■ **Problem to solve**: Report each line of the data that includes the word "JSON".

■ **Material**:
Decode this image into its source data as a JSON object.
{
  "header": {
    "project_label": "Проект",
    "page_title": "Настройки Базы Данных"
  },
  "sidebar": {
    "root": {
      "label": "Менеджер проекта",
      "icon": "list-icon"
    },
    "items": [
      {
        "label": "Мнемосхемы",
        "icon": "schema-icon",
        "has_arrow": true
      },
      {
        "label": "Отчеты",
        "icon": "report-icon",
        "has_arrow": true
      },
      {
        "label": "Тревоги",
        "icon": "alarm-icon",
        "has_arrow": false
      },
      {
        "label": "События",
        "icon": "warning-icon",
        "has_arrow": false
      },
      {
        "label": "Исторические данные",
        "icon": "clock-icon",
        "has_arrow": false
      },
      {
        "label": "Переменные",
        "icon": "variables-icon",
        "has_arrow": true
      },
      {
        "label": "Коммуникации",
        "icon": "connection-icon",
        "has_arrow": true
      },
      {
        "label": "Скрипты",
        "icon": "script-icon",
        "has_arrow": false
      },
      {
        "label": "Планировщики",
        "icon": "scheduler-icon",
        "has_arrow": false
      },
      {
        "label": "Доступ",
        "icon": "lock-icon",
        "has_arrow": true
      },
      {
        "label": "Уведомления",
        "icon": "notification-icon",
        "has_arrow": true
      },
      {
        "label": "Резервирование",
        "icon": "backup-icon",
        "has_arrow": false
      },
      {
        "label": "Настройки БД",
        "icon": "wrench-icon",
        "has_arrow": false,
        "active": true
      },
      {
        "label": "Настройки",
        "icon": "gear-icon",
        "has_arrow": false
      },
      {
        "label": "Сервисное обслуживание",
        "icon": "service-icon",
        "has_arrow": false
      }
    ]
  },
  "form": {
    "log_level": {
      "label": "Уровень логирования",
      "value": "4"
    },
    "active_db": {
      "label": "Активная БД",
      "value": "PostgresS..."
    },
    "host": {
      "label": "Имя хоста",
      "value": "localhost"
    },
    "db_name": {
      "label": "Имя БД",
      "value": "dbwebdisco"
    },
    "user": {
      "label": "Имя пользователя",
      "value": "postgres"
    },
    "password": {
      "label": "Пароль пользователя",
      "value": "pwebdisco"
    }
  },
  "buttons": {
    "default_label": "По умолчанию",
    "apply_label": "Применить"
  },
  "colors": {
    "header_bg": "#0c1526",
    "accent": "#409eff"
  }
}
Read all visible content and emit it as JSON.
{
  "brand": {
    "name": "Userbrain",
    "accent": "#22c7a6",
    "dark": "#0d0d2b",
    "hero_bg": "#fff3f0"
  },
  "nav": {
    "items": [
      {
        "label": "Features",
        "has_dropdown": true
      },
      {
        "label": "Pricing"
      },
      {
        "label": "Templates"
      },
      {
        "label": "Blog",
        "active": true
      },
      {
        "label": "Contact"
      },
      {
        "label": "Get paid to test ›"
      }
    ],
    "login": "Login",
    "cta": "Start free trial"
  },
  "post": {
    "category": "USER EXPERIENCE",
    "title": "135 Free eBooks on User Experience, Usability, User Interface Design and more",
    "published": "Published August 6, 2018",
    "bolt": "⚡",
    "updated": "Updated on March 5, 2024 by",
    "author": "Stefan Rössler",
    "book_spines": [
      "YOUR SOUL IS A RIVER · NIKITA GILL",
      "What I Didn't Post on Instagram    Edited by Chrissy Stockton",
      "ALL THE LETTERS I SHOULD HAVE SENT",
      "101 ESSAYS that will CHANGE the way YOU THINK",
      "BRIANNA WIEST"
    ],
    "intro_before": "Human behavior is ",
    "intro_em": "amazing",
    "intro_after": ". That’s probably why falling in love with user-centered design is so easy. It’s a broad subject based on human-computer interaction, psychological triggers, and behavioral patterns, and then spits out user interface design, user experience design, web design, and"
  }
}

■ **Task result**:
Decode this image into its source data as a JSON object.
Read all visible content and emit it as JSON.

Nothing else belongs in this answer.